◆ Task prompt
Scan the data. Collect each line that contains the word "JSON".

◆ Data shown
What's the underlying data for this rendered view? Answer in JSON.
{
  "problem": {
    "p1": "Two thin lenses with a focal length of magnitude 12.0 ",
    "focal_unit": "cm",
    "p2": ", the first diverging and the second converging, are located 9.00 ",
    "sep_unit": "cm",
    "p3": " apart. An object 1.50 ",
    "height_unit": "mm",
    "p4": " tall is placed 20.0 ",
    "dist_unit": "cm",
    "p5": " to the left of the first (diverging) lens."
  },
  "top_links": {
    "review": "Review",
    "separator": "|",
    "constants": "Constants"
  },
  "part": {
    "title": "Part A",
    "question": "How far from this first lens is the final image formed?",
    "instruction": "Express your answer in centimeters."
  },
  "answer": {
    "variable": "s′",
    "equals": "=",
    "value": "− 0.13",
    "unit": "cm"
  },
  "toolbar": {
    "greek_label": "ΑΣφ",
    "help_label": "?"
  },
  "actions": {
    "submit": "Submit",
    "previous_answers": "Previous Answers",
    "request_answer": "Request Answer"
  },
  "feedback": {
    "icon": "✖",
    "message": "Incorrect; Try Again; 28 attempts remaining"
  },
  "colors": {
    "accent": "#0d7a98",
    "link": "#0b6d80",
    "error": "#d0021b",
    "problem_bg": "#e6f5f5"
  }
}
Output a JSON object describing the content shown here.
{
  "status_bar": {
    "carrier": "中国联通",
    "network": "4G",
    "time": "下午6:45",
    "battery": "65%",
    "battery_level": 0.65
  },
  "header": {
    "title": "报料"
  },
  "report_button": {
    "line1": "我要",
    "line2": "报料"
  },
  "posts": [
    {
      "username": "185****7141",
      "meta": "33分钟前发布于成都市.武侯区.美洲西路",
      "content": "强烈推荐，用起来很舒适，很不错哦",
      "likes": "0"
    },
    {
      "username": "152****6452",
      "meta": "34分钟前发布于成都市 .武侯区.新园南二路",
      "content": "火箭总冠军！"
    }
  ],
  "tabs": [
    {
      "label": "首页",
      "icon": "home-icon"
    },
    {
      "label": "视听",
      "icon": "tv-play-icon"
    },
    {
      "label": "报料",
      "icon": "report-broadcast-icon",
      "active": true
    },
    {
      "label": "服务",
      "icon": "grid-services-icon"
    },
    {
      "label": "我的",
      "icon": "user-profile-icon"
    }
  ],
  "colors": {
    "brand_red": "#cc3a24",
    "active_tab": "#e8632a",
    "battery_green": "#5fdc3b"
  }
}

◆ Exercise answer
What's the underlying data for this rendered view? Answer in JSON.
Output a JSON object describing the content shown here.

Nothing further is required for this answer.